### EXERCISE BRIEF
Nothing should be left out: output all of the entries exactly.

### EXTRACTED ENTRIES
..............................
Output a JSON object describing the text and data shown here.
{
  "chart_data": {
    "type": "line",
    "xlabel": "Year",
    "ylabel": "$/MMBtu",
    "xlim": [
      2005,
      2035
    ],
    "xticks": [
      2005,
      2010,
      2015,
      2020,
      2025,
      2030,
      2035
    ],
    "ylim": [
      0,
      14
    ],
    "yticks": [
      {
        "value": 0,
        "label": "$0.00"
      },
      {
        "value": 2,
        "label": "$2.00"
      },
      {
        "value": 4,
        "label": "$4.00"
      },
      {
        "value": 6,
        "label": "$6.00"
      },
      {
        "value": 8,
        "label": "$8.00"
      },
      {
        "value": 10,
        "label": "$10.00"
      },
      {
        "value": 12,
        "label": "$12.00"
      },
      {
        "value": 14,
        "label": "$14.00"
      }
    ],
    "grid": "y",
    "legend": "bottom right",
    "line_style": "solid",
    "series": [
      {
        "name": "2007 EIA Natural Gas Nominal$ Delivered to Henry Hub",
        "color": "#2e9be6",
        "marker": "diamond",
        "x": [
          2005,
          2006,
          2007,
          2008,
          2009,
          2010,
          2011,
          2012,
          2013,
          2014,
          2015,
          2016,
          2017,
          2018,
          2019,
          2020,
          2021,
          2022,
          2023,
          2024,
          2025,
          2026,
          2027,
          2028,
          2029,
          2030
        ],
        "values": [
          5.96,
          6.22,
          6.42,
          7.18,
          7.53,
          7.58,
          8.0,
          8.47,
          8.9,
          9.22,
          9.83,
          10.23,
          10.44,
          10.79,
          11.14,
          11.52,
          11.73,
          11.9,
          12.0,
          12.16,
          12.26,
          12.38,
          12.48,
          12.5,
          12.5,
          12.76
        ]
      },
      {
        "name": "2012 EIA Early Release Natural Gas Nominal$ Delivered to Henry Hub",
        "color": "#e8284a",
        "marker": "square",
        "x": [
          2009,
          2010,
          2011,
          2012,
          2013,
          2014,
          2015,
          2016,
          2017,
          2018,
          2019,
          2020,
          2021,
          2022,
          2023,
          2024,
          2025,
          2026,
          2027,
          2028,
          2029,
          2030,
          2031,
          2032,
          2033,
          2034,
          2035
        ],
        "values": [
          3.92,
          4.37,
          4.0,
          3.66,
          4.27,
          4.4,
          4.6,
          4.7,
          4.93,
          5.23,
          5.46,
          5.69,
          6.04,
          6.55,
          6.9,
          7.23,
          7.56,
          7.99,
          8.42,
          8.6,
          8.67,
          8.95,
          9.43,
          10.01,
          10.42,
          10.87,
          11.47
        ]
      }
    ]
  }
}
..............................
### CORRECT ANSWER
Output a JSON object describing the text and data shown here.
{
  "chart_data": {
    "type": "line",
    "xlabel": "Year",
    "ylabel": "$/MMBtu",
    "xlim": [
      2005,
      2035
    ],
    "xticks": [
      2005,
      2010,
      2015,
      2020,
      2025,
      2030,
      2035
    ],
    "ylim": [
      0,
      14
    ],
    "yticks": [
      {
        "value": 0,
        "label": "$0.00"
      },
      {
        "value": 2,
        "label": "$2.00"
      },
      {
        "value": 4,
        "label": "$4.00"
      },
      {
        "value": 6,
        "label": "$6.00"
      },
      {
        "value": 8,
        "label": "$8.00"
      },
      {
        "value": 10,
        "label": "$10.00"
      },
      {
        "value": 12,
        "label": "$12.00"
      },
      {
        "value": 14,
        "label": "$14.00"
      }
    ],
    "grid": "y",
    "legend": "bottom right",
    "line_style": "solid",
    "series": [
      {
        "name": "2007 EIA Natural Gas Nominal$ Delivered to Henry Hub",
        "color": "#2e9be6",
        "marker": "diamond",
        "x": [
          2005,
          2006,
          2007,
          2008,
          2009,
          2010,
          2011,
          2012,
          2013,
          2014,
          2015,
          2016,
          2017,
          2018,
          2019,
          2020,
          2021,
          2022,
          2023,
          2024,
          2025,
          2026,
          2027,
          2028,
          2029,
          2030
        ],
        "values": [
          5.96,
          6.22,
          6.42,
          7.18,
          7.53,
          7.58,
          8.0,
          8.47,
          8.9,
          9.22,
          9.83,
          10.23,
          10.44,
          10.79,
          11.14,
          11.52,
          11.73,
          11.9,
          12.0,
          12.16,
          12.26,
          12.38,
          12.48,
          12.5,
          12.5,
          12.76
        ]
      },
      {
        "name": "2012 EIA Early Release Natural Gas Nominal$ Delivered to Henry Hub",
        "color": "#e8284a",
        "marker": "square",
        "x": [
          2009,
          2010,
          2011,
          2012,
          2013,
          2014,
          2015,
          2016,
          2017,
          2018,
          2019,
          2020,
          2021,
          2022,
          2023,
          2024,
          2025,
          2026,
          2027,
          2028,
          2029,
          2030,
          2031,
          2032,
          2033,
          2034,
          2035
        ],
        "values": [
          3.92,
          4.37,
          4.0,
          3.66,
          4.27,
          4.4,
          4.6,
          4.7,
          4.93,
          5.23,
          5.46,
          5.69,
          6.04,
          6.55,
          6.9,
          7.23,
          7.56,
          7.99,
          8.42,
          8.6,
          8.67,
          8.95,
          9.43,
          10.01,
          10.42,
          10.87,
          11.47
        ]
      }
    ]
  }
}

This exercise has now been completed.